TASK STATEMENT: Every record must be transcribed in its entirety, apart from the images, which are to be omitted.

DATASET EXTRACT:
════
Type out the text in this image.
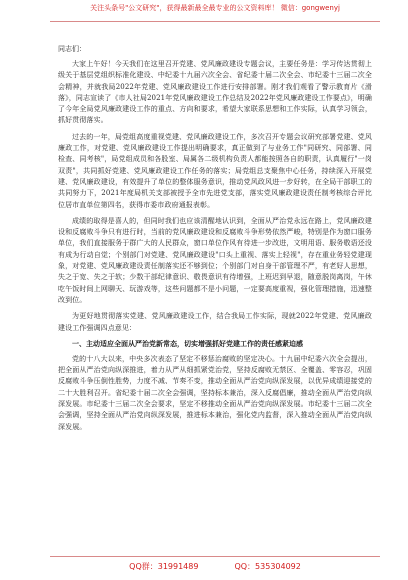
关注头条号"公文研究"，获得最新最全最专业的公文资料库！ 微信：gongwenyj

同志们：

大家上午好！今天我们在这里召开党建、党风廉政建设专题会议，主要任务是：学习传达贯彻上级关于基层党组织标准化建设、中纪委十九届六次全会、省纪委十届二次全会、市纪委十三届二次全会精神，并就我局2022年党建、党风廉政建设工作进行安排部署。刚才我们观看了警示教育片《滑落》，同志宣读了《市人社局2021年党风廉政建设工作总结及2022年党风廉政建设工作要点》，明确了今年全局党风廉政建设工作的重点、方向和要求，希望大家联系思想和工作实际，认真学习领会，抓好贯彻落实。

过去的一年，局党组高度重视党建、党风廉政建设工作，多次召开专题会议研究部署党建、党风廉政工作，对党建、党风廉政建设工作提出明确要求，真正做到了与业务工作"同研究、同部署、同检查、同考核"，局党组成员和各股室、局属各二级机构负责人都能按照各自的职责，认真履行"一岗双责"，共同抓好党建、党风廉政建设工作任务的落实；局党组总支聚焦中心任务，持续深入开展党建、党风廉政建设，有效提升了单位的整体服务意识，推动党风政风进一步好转，在全局干部职工的共同努力下，2021年度局机关支部被授予全市先进党支部，落实党风廉政建设责任制考核综合评比位居市直单位第四名，获得市委市政府通报表彰。

成绩的取得是喜人的，但同时我们也应该清醒地认识到，全面从严治党永远在路上，党风廉政建设和反腐败斗争只有进行时，当前的党风廉政建设和反腐败斗争形势依然严峻，特别是作为窗口服务单位，我们直接服务于群广大的人民群众，窗口单位作风有待进一步改进，文明用语、服务敬语还没有成为行动自觉；个别部门对党建、党风廉政建设"口头上重视、落实上轻视"，存在重业务轻党建现象，对党建、党风廉政建设责任制落实还不够到位；个别部门对自身干部管理不严，有老好人思想，失之于宽、失之于软；少数干部纪律意识、敬畏意识有待增强，上班迟到早退，随意脱岗离岗，午休吃午饭时间上网聊天、玩游戏等，这些问题都不是小问题，一定要高度重视，强化管理措施，迅速整改到位。

为更好地贯彻落实党建、党风廉政建设工作，结合我局工作实际，现就2022年党建、党风廉政建设工作强调四点意见：

一、主动适应全面从严治党新常态，切实增强抓好党建工作的责任感紧迫感

党的十八大以来，中央多次表态了坚定不移惩治腐败的坚定决心。十九届中纪委六次全会提出，把全面从严治党向纵深推进，着力从严从细抓紧党治党，坚持反腐败无禁区、全覆盖、零容忍，巩固反腐败斗争压倒性胜势，力度不减、节奏不变，推动全面从严治党向纵深发展，以优异成绩迎接党的二十大胜利召开。省纪委十届二次全会强调，坚持标本兼治，深入反腐倡廉，推动全面从严治党向纵深发展。市纪委十三届二次全会要求，坚定不移推动全面从严治党向纵深发展。市纪委十三届二次全会强调，坚持全面从严治党向纵深发展，推进标本兼治，强化党内监督，深入推动全面从严治党向纵深发展。

QQ群：31991489	QQ：535304092
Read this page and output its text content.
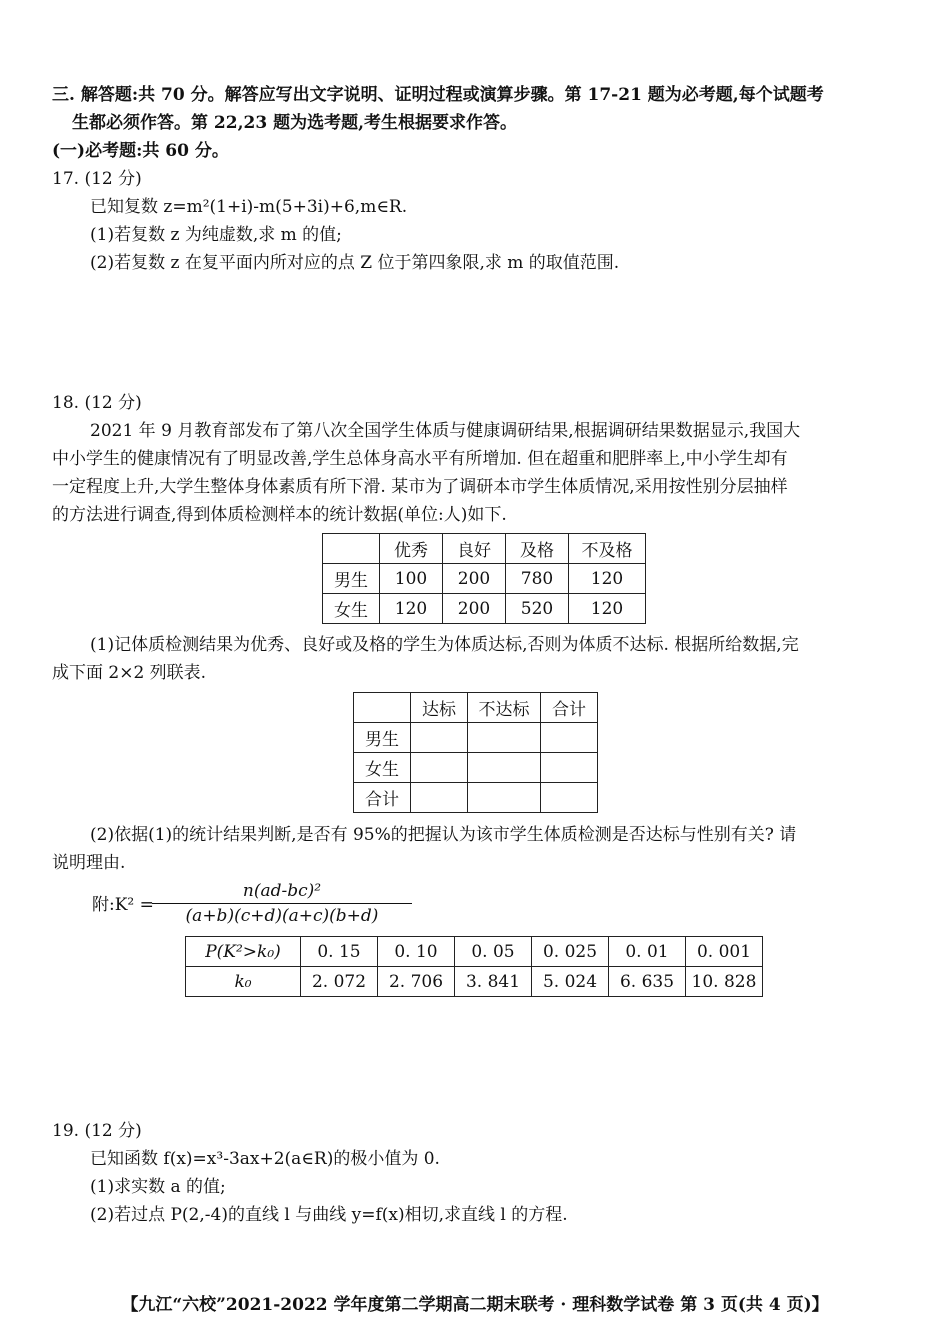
三. 解答题:共 70 分。解答应写出文字说明、证明过程或演算步骤。第 17-21 题为必考题,每个试题考
生都必须作答。第 22,23 题为选考题,考生根据要求作答。
(一)必考题:共 60 分。
17. (12 分)
已知复数 z=m²(1+i)-m(5+3i)+6,m∈R.
(1)若复数 z 为纯虚数,求 m 的值;
(2)若复数 z 在复平面内所对应的点 Z 位于第四象限,求 m 的取值范围.
18. (12 分)
2021 年 9 月教育部发布了第八次全国学生体质与健康调研结果,根据调研结果数据显示,我国大
中小学生的健康情况有了明显改善,学生总体身高水平有所增加. 但在超重和肥胖率上,中小学生却有
一定程度上升,大学生整体身体素质有所下滑. 某市为了调研本市学生体质情况,采用按性别分层抽样
的方法进行调查,得到体质检测样本的统计数据(单位:人)如下.
	优秀	良好	及格	不及格
男生	100	200	780	120
女生	120	200	520	120
(1)记体质检测结果为优秀、良好或及格的学生为体质达标,否则为体质不达标. 根据所给数据,完
成下面 2×2 列联表.
	达标	不达标	合计
男生			
女生			
合计			
(2)依据(1)的统计结果判断,是否有 95%的把握认为该市学生体质检测是否达标与性别有关? 请
说明理由.
附:K² =
n(ad-bc)²
(a+b)(c+d)(a+c)(b+d)
P(K²>k₀)	0. 15	0. 10	0. 05	0. 025	0. 01	0. 001
k₀	2. 072	2. 706	3. 841	5. 024	6. 635	10. 828
19. (12 分)
已知函数 f(x)=x³-3ax+2(a∈R)的极小值为 0.
(1)求实数 a 的值;
(2)若过点 P(2,-4)的直线 l 与曲线 y=f(x)相切,求直线 l 的方程.
【九江“六校”2021-2022 学年度第二学期高二期末联考 · 理科数学试卷 第 3 页(共 4 页)】
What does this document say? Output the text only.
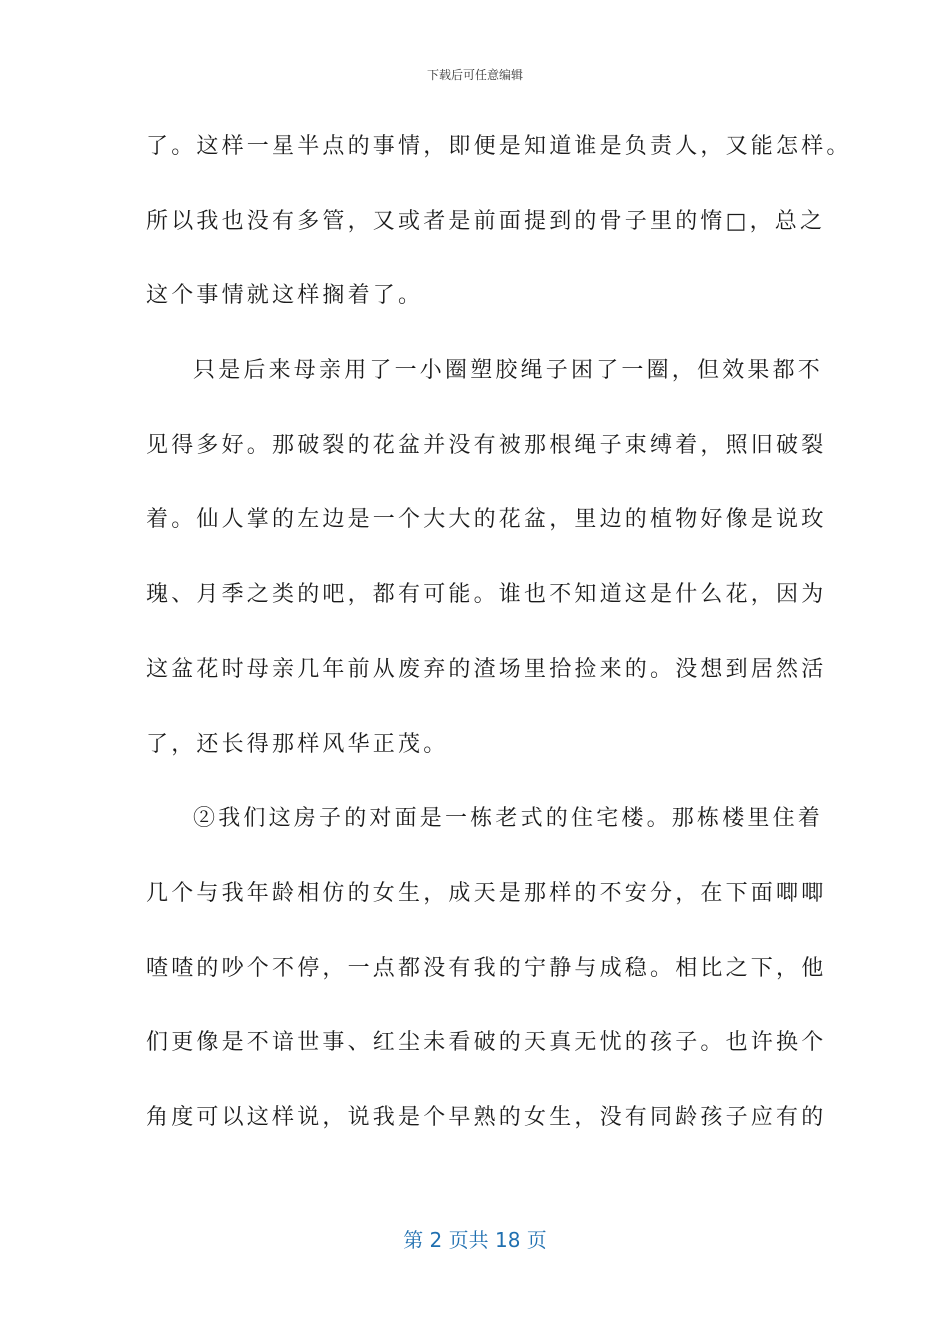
下载后可任意编辑
了。这样一星半点的事情，即便是知道谁是负责人，又能怎样。
所以我也没有多管，又或者是前面提到的骨子里的惰□，总之
这个事情就这样搁着了。
只是后来母亲用了一小圈塑胶绳子困了一圈，但效果都不
见得多好。那破裂的花盆并没有被那根绳子束缚着，照旧破裂
着。仙人掌的左边是一个大大的花盆，里边的植物好像是说玫
瑰、月季之类的吧，都有可能。谁也不知道这是什么花，因为
这盆花时母亲几年前从废弃的渣场里拾捡来的。没想到居然活
了，还长得那样风华正茂。
②我们这房子的对面是一栋老式的住宅楼。那栋楼里住着
几个与我年龄相仿的女生，成天是那样的不安分，在下面唧唧
喳喳的吵个不停，一点都没有我的宁静与成稳。相比之下，他
们更像是不谙世事、红尘未看破的天真无忧的孩子。也许换个
角度可以这样说，说我是个早熟的女生，没有同龄孩子应有的
第 2 页共 18 页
════
WRITTEN RESPONSE:
Type out the text in this image.
关注头条号"公文研究"，获得最新最全最专业的公文资料库！ 微信：gongwenyj

同志们：

大家上午好！今天我们在这里召开党建、党风廉政建设专题会议，主要任务是：学习传达贯彻上级关于基层党组织标准化建设、中纪委十九届六次全会、省纪委十届二次全会、市纪委十三届二次全会精神，并就我局2022年党建、党风廉政建设工作进行安排部署。刚才我们观看了警示教育片《滑落》，同志宣读了《市人社局2021年党风廉政建设工作总结及2022年党风廉政建设工作要点》，明确了今年全局党风廉政建设工作的重点、方向和要求，希望大家联系思想和工作实际，认真学习领会，抓好贯彻落实。

过去的一年，局党组高度重视党建、党风廉政建设工作，多次召开专题会议研究部署党建、党风廉政工作，对党建、党风廉政建设工作提出明确要求，真正做到了与业务工作"同研究、同部署、同检查、同考核"，局党组成员和各股室、局属各二级机构负责人都能按照各自的职责，认真履行"一岗双责"，共同抓好党建、党风廉政建设工作任务的落实；局党组总支聚焦中心任务，持续深入开展党建、党风廉政建设，有效提升了单位的整体服务意识，推动党风政风进一步好转，在全局干部职工的共同努力下，2021年度局机关支部被授予全市先进党支部，落实党风廉政建设责任制考核综合评比位居市直单位第四名，获得市委市政府通报表彰。

成绩的取得是喜人的，但同时我们也应该清醒地认识到，全面从严治党永远在路上，党风廉政建设和反腐败斗争只有进行时，当前的党风廉政建设和反腐败斗争形势依然严峻，特别是作为窗口服务单位，我们直接服务于群广大的人民群众，窗口单位作风有待进一步改进，文明用语、服务敬语还没有成为行动自觉；个别部门对党建、党风廉政建设"口头上重视、落实上轻视"，存在重业务轻党建现象，对党建、党风廉政建设责任制落实还不够到位；个别部门对自身干部管理不严，有老好人思想，失之于宽、失之于软；少数干部纪律意识、敬畏意识有待增强，上班迟到早退，随意脱岗离岗，午休吃午饭时间上网聊天、玩游戏等，这些问题都不是小问题，一定要高度重视，强化管理措施，迅速整改到位。

为更好地贯彻落实党建、党风廉政建设工作，结合我局工作实际，现就2022年党建、党风廉政建设工作强调四点意见：

一、主动适应全面从严治党新常态，切实增强抓好党建工作的责任感紧迫感

党的十八大以来，中央多次表态了坚定不移惩治腐败的坚定决心。十九届中纪委六次全会提出，把全面从严治党向纵深推进，着力从严从细抓紧党治党，坚持反腐败无禁区、全覆盖、零容忍，巩固反腐败斗争压倒性胜势，力度不减、节奏不变，推动全面从严治党向纵深发展，以优异成绩迎接党的二十大胜利召开。省纪委十届二次全会强调，坚持标本兼治，深入反腐倡廉，推动全面从严治党向纵深发展。市纪委十三届二次全会要求，坚定不移推动全面从严治党向纵深发展。市纪委十三届二次全会强调，坚持全面从严治党向纵深发展，推进标本兼治，强化党内监督，深入推动全面从严治党向纵深发展。

QQ群：31991489	QQ：535304092
Read this page and output its text content.
三. 解答题:共 70 分。解答应写出文字说明、证明过程或演算步骤。第 17-21 题为必考题,每个试题考
生都必须作答。第 22,23 题为选考题,考生根据要求作答。
(一)必考题:共 60 分。
17. (12 分)
已知复数 z=m²(1+i)-m(5+3i)+6,m∈R.
(1)若复数 z 为纯虚数,求 m 的值;
(2)若复数 z 在复平面内所对应的点 Z 位于第四象限,求 m 的取值范围.
18. (12 分)
2021 年 9 月教育部发布了第八次全国学生体质与健康调研结果,根据调研结果数据显示,我国大
中小学生的健康情况有了明显改善,学生总体身高水平有所增加. 但在超重和肥胖率上,中小学生却有
一定程度上升,大学生整体身体素质有所下滑. 某市为了调研本市学生体质情况,采用按性别分层抽样
的方法进行调查,得到体质检测样本的统计数据(单位:人)如下.
	优秀	良好	及格	不及格
男生	100	200	780	120
女生	120	200	520	120
(1)记体质检测结果为优秀、良好或及格的学生为体质达标,否则为体质不达标. 根据所给数据,完
成下面 2×2 列联表.
	达标	不达标	合计
男生			
女生			
合计			
(2)依据(1)的统计结果判断,是否有 95%的把握认为该市学生体质检测是否达标与性别有关? 请
说明理由.
附:K² =
n(ad-bc)²
(a+b)(c+d)(a+c)(b+d)
P(K²>k₀)	0. 15	0. 10	0. 05	0. 025	0. 01	0. 001
k₀	2. 072	2. 706	3. 841	5. 024	6. 635	10. 828
19. (12 分)
已知函数 f(x)=x³-3ax+2(a∈R)的极小值为 0.
(1)求实数 a 的值;
(2)若过点 P(2,-4)的直线 l 与曲线 y=f(x)相切,求直线 l 的方程.
【九江“六校”2021-2022 学年度第二学期高二期末联考 · 理科数学试卷 第 3 页(共 4 页)】
What does this document say? Output the text only.
下载后可任意编辑
了。这样一星半点的事情，即便是知道谁是负责人，又能怎样。
所以我也没有多管，又或者是前面提到的骨子里的惰□，总之
这个事情就这样搁着了。
只是后来母亲用了一小圈塑胶绳子困了一圈，但效果都不
见得多好。那破裂的花盆并没有被那根绳子束缚着，照旧破裂
着。仙人掌的左边是一个大大的花盆，里边的植物好像是说玫
瑰、月季之类的吧，都有可能。谁也不知道这是什么花，因为
这盆花时母亲几年前从废弃的渣场里拾捡来的。没想到居然活
了，还长得那样风华正茂。
②我们这房子的对面是一栋老式的住宅楼。那栋楼里住着
几个与我年龄相仿的女生，成天是那样的不安分，在下面唧唧
喳喳的吵个不停，一点都没有我的宁静与成稳。相比之下，他
们更像是不谙世事、红尘未看破的天真无忧的孩子。也许换个
角度可以这样说，说我是个早熟的女生，没有同龄孩子应有的
第 2 页共 18 页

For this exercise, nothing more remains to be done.